• Written instruction: Print the data that follows exactly.

• Supplied information:
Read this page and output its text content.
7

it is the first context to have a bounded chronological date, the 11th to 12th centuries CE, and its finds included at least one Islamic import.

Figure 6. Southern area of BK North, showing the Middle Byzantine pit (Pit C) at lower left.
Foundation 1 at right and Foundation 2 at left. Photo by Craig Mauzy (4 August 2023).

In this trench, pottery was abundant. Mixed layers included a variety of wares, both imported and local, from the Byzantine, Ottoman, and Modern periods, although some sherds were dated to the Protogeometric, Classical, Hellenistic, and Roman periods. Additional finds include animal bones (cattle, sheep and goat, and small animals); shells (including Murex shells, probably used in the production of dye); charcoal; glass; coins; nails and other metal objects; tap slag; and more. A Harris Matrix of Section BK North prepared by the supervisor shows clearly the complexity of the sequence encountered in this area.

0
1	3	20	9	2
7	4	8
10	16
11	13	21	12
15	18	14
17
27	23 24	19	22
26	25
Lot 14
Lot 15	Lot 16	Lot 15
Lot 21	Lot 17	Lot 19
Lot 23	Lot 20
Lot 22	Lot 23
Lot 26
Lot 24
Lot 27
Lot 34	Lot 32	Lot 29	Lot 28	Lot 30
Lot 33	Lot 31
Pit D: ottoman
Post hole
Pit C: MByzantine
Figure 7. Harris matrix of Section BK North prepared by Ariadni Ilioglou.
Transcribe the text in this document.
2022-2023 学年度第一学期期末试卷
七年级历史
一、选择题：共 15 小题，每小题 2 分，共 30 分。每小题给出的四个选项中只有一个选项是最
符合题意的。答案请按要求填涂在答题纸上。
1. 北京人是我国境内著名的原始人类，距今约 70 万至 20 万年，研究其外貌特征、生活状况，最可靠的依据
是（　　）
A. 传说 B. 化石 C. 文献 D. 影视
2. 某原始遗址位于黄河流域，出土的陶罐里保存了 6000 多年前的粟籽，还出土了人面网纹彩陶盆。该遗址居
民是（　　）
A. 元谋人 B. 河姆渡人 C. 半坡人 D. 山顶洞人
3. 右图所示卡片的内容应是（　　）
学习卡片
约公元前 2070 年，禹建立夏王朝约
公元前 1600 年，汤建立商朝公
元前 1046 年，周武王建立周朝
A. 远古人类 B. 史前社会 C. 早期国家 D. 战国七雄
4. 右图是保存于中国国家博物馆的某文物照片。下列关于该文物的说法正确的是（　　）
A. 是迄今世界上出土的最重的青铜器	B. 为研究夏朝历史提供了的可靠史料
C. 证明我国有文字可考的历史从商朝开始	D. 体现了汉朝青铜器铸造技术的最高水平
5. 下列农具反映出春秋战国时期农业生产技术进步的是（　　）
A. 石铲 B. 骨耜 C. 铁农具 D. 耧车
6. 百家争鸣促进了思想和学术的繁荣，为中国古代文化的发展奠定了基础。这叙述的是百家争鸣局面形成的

• Finished exercise:
Read this page and output its text content.
7

it is the first context to have a bounded chronological date, the 11th to 12th centuries CE, and its finds included at least one Islamic import.

Figure 6. Southern area of BK North, showing the Middle Byzantine pit (Pit C) at lower left.
Foundation 1 at right and Foundation 2 at left. Photo by Craig Mauzy (4 August 2023).

In this trench, pottery was abundant. Mixed layers included a variety of wares, both imported and local, from the Byzantine, Ottoman, and Modern periods, although some sherds were dated to the Protogeometric, Classical, Hellenistic, and Roman periods. Additional finds include animal bones (cattle, sheep and goat, and small animals); shells (including Murex shells, probably used in the production of dye); charcoal; glass; coins; nails and other metal objects; tap slag; and more. A Harris Matrix of Section BK North prepared by the supervisor shows clearly the complexity of the sequence encountered in this area.

0
1	3	20	9	2
7	4	8
10	16
11	13	21	12
15	18	14
17
27	23 24	19	22
26	25
Lot 14
Lot 15	Lot 16	Lot 15
Lot 21	Lot 17	Lot 19
Lot 23	Lot 20
Lot 22	Lot 23
Lot 26
Lot 24
Lot 27
Lot 34	Lot 32	Lot 29	Lot 28	Lot 30
Lot 33	Lot 31
Pit D: ottoman
Post hole
Pit C: MByzantine
Figure 7. Harris matrix of Section BK North prepared by Ariadni Ilioglou.
Transcribe the text in this document.
2022-2023 学年度第一学期期末试卷
七年级历史
一、选择题：共 15 小题，每小题 2 分，共 30 分。每小题给出的四个选项中只有一个选项是最
符合题意的。答案请按要求填涂在答题纸上。
1. 北京人是我国境内著名的原始人类，距今约 70 万至 20 万年，研究其外貌特征、生活状况，最可靠的依据
是（　　）
A. 传说 B. 化石 C. 文献 D. 影视
2. 某原始遗址位于黄河流域，出土的陶罐里保存了 6000 多年前的粟籽，还出土了人面网纹彩陶盆。该遗址居
民是（　　）
A. 元谋人 B. 河姆渡人 C. 半坡人 D. 山顶洞人
3. 右图所示卡片的内容应是（　　）
学习卡片
约公元前 2070 年，禹建立夏王朝约
公元前 1600 年，汤建立商朝公
元前 1046 年，周武王建立周朝
A. 远古人类 B. 史前社会 C. 早期国家 D. 战国七雄
4. 右图是保存于中国国家博物馆的某文物照片。下列关于该文物的说法正确的是（　　）
A. 是迄今世界上出土的最重的青铜器	B. 为研究夏朝历史提供了的可靠史料
C. 证明我国有文字可考的历史从商朝开始	D. 体现了汉朝青铜器铸造技术的最高水平
5. 下列农具反映出春秋战国时期农业生产技术进步的是（　　）
A. 石铲 B. 骨耜 C. 铁农具 D. 耧车
6. 百家争鸣促进了思想和学术的繁荣，为中国古代文化的发展奠定了基础。这叙述的是百家争鸣局面形成的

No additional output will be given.